§ **What the exercise asks**
Output all records precisely as written.
** START OF Extracted data **
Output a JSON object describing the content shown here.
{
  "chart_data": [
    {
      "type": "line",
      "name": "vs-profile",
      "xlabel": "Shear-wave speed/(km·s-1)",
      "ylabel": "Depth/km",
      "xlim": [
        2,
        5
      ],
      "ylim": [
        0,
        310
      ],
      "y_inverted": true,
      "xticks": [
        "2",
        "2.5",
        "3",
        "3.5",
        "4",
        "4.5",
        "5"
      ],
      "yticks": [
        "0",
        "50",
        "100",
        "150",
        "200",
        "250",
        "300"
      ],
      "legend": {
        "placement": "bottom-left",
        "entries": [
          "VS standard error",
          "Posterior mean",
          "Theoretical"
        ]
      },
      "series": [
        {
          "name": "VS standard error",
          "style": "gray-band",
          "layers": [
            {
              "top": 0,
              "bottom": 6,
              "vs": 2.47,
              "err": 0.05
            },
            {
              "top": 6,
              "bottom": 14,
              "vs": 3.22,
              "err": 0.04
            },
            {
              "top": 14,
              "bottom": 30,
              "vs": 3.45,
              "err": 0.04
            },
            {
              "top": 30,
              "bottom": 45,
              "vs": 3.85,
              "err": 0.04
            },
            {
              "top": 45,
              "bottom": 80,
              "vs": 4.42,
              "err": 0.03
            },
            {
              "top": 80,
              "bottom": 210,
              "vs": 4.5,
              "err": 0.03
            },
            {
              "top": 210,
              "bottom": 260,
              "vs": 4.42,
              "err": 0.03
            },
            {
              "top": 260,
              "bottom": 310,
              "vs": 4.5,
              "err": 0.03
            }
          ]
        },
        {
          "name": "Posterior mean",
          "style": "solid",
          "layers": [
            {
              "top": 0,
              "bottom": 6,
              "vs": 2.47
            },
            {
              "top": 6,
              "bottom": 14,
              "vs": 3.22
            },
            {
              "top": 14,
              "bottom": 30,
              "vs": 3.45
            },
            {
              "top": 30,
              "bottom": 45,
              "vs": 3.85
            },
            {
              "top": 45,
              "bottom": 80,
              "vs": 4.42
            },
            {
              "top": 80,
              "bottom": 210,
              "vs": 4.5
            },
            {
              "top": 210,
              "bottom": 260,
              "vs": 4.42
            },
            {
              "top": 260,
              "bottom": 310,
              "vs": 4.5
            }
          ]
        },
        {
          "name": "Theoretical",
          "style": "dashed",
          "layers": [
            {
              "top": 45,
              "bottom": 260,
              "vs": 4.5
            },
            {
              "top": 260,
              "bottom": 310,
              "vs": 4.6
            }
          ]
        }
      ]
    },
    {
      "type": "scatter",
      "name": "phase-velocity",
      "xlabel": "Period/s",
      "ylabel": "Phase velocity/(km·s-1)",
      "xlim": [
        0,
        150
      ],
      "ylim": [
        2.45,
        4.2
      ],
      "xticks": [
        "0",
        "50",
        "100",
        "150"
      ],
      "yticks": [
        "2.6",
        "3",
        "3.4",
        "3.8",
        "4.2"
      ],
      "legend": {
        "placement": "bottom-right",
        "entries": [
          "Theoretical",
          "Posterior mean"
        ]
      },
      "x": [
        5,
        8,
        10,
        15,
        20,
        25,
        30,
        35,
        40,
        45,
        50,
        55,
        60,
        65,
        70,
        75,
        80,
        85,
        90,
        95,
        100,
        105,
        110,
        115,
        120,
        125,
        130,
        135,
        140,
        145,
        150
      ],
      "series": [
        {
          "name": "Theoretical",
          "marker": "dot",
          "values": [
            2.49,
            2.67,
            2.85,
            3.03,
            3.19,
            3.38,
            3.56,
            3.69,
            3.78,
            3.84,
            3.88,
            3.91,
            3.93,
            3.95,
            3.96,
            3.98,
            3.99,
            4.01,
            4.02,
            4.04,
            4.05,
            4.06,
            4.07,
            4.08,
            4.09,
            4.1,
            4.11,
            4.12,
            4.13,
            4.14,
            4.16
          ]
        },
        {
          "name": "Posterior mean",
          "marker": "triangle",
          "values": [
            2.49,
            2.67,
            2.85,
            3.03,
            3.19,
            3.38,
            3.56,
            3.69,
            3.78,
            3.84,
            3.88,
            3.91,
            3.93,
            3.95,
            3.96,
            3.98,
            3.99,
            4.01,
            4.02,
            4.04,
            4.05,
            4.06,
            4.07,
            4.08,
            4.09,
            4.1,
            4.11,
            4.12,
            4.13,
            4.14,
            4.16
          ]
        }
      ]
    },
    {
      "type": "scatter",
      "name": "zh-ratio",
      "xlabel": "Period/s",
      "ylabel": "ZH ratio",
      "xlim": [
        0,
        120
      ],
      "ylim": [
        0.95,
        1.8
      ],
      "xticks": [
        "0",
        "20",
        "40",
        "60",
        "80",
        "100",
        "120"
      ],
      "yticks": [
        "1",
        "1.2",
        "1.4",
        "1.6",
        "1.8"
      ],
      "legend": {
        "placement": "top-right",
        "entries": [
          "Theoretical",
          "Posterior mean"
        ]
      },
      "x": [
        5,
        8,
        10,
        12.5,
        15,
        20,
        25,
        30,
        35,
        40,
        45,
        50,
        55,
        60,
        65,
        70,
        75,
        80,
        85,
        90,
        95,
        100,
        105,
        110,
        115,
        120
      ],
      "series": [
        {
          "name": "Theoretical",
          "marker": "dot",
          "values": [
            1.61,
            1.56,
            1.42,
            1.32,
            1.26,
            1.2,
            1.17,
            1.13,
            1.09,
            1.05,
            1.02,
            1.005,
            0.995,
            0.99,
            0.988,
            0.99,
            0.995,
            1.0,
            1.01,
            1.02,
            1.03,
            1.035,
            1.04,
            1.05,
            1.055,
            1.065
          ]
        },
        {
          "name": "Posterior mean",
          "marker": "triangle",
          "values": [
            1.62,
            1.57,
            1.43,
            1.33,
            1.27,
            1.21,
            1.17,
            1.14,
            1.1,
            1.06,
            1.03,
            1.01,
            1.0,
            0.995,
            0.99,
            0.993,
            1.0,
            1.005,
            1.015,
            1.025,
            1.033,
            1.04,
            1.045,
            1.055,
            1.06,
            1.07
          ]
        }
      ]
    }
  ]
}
** END OF Extracted data **
§ **Solved exercise**
Output a JSON object describing the content shown here.
{
  "chart_data": [
    {
      "type": "line",
      "name": "vs-profile",
      "xlabel": "Shear-wave speed/(km·s-1)",
      "ylabel": "Depth/km",
      "xlim": [
        2,
        5
      ],
      "ylim": [
        0,
        310
      ],
      "y_inverted": true,
      "xticks": [
        "2",
        "2.5",
        "3",
        "3.5",
        "4",
        "4.5",
        "5"
      ],
      "yticks": [
        "0",
        "50",
        "100",
        "150",
        "200",
        "250",
        "300"
      ],
      "legend": {
        "placement": "bottom-left",
        "entries": [
          "VS standard error",
          "Posterior mean",
          "Theoretical"
        ]
      },
      "series": [
        {
          "name": "VS standard error",
          "style": "gray-band",
          "layers": [
            {
              "top": 0,
              "bottom": 6,
              "vs": 2.47,
              "err": 0.05
            },
            {
              "top": 6,
              "bottom": 14,
              "vs": 3.22,
              "err": 0.04
            },
            {
              "top": 14,
              "bottom": 30,
              "vs": 3.45,
              "err": 0.04
            },
            {
              "top": 30,
              "bottom": 45,
              "vs": 3.85,
              "err": 0.04
            },
            {
              "top": 45,
              "bottom": 80,
              "vs": 4.42,
              "err": 0.03
            },
            {
              "top": 80,
              "bottom": 210,
              "vs": 4.5,
              "err": 0.03
            },
            {
              "top": 210,
              "bottom": 260,
              "vs": 4.42,
              "err": 0.03
            },
            {
              "top": 260,
              "bottom": 310,
              "vs": 4.5,
              "err": 0.03
            }
          ]
        },
        {
          "name": "Posterior mean",
          "style": "solid",
          "layers": [
            {
              "top": 0,
              "bottom": 6,
              "vs": 2.47
            },
            {
              "top": 6,
              "bottom": 14,
              "vs": 3.22
            },
            {
              "top": 14,
              "bottom": 30,
              "vs": 3.45
            },
            {
              "top": 30,
              "bottom": 45,
              "vs": 3.85
            },
            {
              "top": 45,
              "bottom": 80,
              "vs": 4.42
            },
            {
              "top": 80,
              "bottom": 210,
              "vs": 4.5
            },
            {
              "top": 210,
              "bottom": 260,
              "vs": 4.42
            },
            {
              "top": 260,
              "bottom": 310,
              "vs": 4.5
            }
          ]
        },
        {
          "name": "Theoretical",
          "style": "dashed",
          "layers": [
            {
              "top": 45,
              "bottom": 260,
              "vs": 4.5
            },
            {
              "top": 260,
              "bottom": 310,
              "vs": 4.6
            }
          ]
        }
      ]
    },
    {
      "type": "scatter",
      "name": "phase-velocity",
      "xlabel": "Period/s",
      "ylabel": "Phase velocity/(km·s-1)",
      "xlim": [
        0,
        150
      ],
      "ylim": [
        2.45,
        4.2
      ],
      "xticks": [
        "0",
        "50",
        "100",
        "150"
      ],
      "yticks": [
        "2.6",
        "3",
        "3.4",
        "3.8",
        "4.2"
      ],
      "legend": {
        "placement": "bottom-right",
        "entries": [
          "Theoretical",
          "Posterior mean"
        ]
      },
      "x": [
        5,
        8,
        10,
        15,
        20,
        25,
        30,
        35,
        40,
        45,
        50,
        55,
        60,
        65,
        70,
        75,
        80,
        85,
        90,
        95,
        100,
        105,
        110,
        115,
        120,
        125,
        130,
        135,
        140,
        145,
        150
      ],
      "series": [
        {
          "name": "Theoretical",
          "marker": "dot",
          "values": [
            2.49,
            2.67,
            2.85,
            3.03,
            3.19,
            3.38,
            3.56,
            3.69,
            3.78,
            3.84,
            3.88,
            3.91,
            3.93,
            3.95,
            3.96,
            3.98,
            3.99,
            4.01,
            4.02,
            4.04,
            4.05,
            4.06,
            4.07,
            4.08,
            4.09,
            4.1,
            4.11,
            4.12,
            4.13,
            4.14,
            4.16
          ]
        },
        {
          "name": "Posterior mean",
          "marker": "triangle",
          "values": [
            2.49,
            2.67,
            2.85,
            3.03,
            3.19,
            3.38,
            3.56,
            3.69,
            3.78,
            3.84,
            3.88,
            3.91,
            3.93,
            3.95,
            3.96,
            3.98,
            3.99,
            4.01,
            4.02,
            4.04,
            4.05,
            4.06,
            4.07,
            4.08,
            4.09,
            4.1,
            4.11,
            4.12,
            4.13,
            4.14,
            4.16
          ]
        }
      ]
    },
    {
      "type": "scatter",
      "name": "zh-ratio",
      "xlabel": "Period/s",
      "ylabel": "ZH ratio",
      "xlim": [
        0,
        120
      ],
      "ylim": [
        0.95,
        1.8
      ],
      "xticks": [
        "0",
        "20",
        "40",
        "60",
        "80",
        "100",
        "120"
      ],
      "yticks": [
        "1",
        "1.2",
        "1.4",
        "1.6",
        "1.8"
      ],
      "legend": {
        "placement": "top-right",
        "entries": [
          "Theoretical",
          "Posterior mean"
        ]
      },
      "x": [
        5,
        8,
        10,
        12.5,
        15,
        20,
        25,
        30,
        35,
        40,
        45,
        50,
        55,
        60,
        65,
        70,
        75,
        80,
        85,
        90,
        95,
        100,
        105,
        110,
        115,
        120
      ],
      "series": [
        {
          "name": "Theoretical",
          "marker": "dot",
          "values": [
            1.61,
            1.56,
            1.42,
            1.32,
            1.26,
            1.2,
            1.17,
            1.13,
            1.09,
            1.05,
            1.02,
            1.005,
            0.995,
            0.99,
            0.988,
            0.99,
            0.995,
            1.0,
            1.01,
            1.02,
            1.03,
            1.035,
            1.04,
            1.05,
            1.055,
            1.065
          ]
        },
        {
          "name": "Posterior mean",
          "marker": "triangle",
          "values": [
            1.62,
            1.57,
            1.43,
            1.33,
            1.27,
            1.21,
            1.17,
            1.14,
            1.1,
            1.06,
            1.03,
            1.01,
            1.0,
            0.995,
            0.99,
            0.993,
            1.0,
            1.005,
            1.015,
            1.025,
            1.033,
            1.04,
            1.045,
            1.055,
            1.06,
            1.07
          ]
        }
      ]
    }
  ]
}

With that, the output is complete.